**What the exercise asks:**
Work through the listing below and count the lines that hold "text". Answer with the number alone.

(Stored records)

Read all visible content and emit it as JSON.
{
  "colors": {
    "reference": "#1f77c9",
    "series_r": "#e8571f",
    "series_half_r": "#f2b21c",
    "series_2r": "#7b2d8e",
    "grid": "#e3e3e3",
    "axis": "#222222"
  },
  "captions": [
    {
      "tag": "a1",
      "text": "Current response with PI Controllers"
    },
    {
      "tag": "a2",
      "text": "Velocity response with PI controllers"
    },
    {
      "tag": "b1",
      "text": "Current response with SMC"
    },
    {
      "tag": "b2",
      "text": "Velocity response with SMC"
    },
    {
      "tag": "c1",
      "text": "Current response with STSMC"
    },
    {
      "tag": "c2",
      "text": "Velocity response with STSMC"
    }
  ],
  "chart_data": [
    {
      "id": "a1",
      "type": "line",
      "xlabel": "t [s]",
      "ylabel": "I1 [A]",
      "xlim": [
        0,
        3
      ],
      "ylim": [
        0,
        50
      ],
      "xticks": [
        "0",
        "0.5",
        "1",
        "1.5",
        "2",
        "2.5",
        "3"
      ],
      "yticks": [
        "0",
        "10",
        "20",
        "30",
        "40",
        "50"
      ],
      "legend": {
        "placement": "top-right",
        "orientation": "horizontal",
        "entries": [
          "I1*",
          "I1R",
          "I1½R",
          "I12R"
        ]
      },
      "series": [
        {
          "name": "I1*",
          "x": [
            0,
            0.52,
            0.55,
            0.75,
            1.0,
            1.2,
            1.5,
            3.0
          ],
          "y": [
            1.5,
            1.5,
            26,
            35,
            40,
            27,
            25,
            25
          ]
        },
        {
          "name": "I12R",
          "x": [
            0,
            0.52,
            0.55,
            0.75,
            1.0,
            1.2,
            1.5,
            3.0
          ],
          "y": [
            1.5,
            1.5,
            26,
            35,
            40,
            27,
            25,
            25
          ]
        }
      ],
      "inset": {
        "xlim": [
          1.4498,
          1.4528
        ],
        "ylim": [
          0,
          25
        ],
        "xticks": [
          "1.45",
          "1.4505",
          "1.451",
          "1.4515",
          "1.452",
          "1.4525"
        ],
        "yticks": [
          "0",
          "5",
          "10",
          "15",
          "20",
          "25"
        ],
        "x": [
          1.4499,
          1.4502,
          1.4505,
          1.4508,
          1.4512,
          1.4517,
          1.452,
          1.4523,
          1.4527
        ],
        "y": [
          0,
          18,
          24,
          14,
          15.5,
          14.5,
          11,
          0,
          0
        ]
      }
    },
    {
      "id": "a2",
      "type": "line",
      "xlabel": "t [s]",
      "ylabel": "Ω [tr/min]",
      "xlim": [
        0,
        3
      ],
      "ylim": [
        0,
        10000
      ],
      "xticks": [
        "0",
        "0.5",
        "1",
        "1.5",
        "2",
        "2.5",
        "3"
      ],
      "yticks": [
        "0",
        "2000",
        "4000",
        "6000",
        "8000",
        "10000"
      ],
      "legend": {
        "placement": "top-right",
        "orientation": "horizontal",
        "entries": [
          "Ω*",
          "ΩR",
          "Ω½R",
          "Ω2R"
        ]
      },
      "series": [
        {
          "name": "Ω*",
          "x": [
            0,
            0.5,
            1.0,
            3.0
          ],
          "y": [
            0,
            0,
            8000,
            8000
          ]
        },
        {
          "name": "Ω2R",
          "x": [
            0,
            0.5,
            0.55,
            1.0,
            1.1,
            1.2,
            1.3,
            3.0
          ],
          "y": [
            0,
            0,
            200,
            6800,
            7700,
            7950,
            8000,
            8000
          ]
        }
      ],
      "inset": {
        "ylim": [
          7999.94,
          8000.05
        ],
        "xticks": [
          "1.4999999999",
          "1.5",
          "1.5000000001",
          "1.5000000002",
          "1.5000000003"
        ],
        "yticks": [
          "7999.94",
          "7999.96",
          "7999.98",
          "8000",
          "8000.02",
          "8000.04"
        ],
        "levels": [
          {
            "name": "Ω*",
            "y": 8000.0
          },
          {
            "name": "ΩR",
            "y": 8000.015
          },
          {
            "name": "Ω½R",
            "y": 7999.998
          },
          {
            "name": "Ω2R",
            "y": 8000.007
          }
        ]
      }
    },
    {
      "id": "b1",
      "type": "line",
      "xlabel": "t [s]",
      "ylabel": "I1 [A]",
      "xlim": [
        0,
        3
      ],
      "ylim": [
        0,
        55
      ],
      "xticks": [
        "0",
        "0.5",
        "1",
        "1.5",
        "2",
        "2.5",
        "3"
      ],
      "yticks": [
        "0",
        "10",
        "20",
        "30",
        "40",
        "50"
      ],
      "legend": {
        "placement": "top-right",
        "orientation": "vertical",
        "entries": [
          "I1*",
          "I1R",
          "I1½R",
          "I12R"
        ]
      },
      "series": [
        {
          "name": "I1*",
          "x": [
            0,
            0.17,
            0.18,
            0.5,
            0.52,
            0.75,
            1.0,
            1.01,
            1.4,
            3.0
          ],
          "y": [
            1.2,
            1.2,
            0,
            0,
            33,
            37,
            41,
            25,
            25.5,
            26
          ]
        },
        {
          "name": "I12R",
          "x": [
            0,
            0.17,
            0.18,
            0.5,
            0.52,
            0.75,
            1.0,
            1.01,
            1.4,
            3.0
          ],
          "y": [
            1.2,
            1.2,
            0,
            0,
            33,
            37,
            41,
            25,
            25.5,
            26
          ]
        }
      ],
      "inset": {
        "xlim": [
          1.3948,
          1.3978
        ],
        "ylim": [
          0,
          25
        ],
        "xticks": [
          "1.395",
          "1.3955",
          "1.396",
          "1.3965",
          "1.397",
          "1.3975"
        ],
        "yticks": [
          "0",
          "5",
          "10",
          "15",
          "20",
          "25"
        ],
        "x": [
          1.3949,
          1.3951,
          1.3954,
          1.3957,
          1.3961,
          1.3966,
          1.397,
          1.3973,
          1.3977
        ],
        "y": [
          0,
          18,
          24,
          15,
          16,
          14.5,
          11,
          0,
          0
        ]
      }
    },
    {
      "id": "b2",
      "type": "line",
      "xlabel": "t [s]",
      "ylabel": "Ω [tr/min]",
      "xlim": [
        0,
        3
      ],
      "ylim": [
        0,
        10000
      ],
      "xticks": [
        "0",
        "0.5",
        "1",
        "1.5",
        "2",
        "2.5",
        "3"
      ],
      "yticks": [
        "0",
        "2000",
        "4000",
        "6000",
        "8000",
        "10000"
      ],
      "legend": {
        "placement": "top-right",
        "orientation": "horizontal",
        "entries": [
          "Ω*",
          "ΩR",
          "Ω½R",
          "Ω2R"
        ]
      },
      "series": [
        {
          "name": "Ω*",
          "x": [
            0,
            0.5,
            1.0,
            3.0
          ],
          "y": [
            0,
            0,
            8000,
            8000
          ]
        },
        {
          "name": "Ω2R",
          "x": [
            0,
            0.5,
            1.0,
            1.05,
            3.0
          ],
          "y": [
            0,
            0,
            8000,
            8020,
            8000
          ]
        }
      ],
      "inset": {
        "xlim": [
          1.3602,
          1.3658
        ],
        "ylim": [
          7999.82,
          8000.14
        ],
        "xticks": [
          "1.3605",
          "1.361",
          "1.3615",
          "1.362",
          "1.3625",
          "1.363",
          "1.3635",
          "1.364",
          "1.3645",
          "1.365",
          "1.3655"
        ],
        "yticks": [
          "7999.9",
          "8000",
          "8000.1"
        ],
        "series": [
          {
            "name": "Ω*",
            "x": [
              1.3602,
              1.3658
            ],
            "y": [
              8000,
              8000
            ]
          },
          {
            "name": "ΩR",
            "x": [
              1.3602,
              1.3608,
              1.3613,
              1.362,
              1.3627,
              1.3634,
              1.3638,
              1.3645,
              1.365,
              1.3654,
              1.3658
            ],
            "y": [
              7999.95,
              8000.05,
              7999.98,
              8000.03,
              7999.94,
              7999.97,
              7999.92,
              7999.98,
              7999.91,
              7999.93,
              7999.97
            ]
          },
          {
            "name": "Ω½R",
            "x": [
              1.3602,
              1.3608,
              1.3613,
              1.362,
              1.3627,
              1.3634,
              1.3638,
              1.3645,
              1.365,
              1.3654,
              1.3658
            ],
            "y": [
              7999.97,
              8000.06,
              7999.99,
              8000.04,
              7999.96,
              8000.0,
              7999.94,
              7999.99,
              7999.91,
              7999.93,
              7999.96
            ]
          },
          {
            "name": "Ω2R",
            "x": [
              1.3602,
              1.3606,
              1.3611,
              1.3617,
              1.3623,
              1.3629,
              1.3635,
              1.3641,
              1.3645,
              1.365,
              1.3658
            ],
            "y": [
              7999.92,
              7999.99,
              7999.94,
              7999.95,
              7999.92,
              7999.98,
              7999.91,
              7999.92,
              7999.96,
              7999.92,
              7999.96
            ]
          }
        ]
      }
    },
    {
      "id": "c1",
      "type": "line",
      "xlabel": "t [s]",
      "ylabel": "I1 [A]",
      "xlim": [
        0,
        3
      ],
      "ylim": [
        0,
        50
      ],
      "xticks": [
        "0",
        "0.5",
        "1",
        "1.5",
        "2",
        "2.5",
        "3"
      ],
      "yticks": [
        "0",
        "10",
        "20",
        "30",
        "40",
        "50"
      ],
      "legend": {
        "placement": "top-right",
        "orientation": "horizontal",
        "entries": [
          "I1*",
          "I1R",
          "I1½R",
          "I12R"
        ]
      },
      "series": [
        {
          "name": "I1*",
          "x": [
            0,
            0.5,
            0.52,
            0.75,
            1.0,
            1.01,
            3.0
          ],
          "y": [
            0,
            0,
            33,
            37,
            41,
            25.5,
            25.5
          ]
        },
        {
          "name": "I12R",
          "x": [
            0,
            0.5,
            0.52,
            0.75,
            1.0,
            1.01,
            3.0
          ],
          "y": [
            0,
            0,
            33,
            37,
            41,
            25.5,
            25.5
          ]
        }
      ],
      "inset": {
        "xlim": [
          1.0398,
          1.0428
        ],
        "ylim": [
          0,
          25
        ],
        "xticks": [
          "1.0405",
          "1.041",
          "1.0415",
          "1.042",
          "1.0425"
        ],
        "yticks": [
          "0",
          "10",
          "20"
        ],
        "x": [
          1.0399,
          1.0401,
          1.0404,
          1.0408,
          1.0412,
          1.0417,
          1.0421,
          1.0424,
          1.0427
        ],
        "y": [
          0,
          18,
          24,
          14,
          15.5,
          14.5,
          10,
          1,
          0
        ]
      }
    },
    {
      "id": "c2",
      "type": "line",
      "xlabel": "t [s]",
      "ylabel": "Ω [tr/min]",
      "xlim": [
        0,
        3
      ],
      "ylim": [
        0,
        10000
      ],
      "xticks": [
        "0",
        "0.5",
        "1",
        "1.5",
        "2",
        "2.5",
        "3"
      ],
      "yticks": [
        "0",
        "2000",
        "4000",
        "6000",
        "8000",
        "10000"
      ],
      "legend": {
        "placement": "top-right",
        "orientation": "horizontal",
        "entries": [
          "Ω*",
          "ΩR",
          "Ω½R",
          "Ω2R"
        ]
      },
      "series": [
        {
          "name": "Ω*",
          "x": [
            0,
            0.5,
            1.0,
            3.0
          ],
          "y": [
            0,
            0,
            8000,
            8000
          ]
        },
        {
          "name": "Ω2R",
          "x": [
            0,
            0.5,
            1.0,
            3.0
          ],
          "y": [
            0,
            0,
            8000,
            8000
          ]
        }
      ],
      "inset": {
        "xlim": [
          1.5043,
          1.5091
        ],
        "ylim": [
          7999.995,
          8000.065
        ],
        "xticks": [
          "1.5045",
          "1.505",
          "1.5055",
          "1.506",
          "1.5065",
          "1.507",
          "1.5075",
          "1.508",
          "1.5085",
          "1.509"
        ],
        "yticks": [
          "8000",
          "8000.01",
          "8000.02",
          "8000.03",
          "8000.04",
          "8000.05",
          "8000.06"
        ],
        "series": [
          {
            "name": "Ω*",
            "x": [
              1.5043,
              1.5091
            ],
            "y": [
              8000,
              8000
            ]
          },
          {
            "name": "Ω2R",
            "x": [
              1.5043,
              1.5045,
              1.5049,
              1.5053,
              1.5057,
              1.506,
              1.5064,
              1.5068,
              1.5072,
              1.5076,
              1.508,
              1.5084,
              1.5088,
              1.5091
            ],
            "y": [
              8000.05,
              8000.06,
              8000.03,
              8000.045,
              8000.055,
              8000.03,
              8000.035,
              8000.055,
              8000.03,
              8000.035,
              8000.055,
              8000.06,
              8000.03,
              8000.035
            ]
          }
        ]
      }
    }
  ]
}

**Result for this exercise:**
6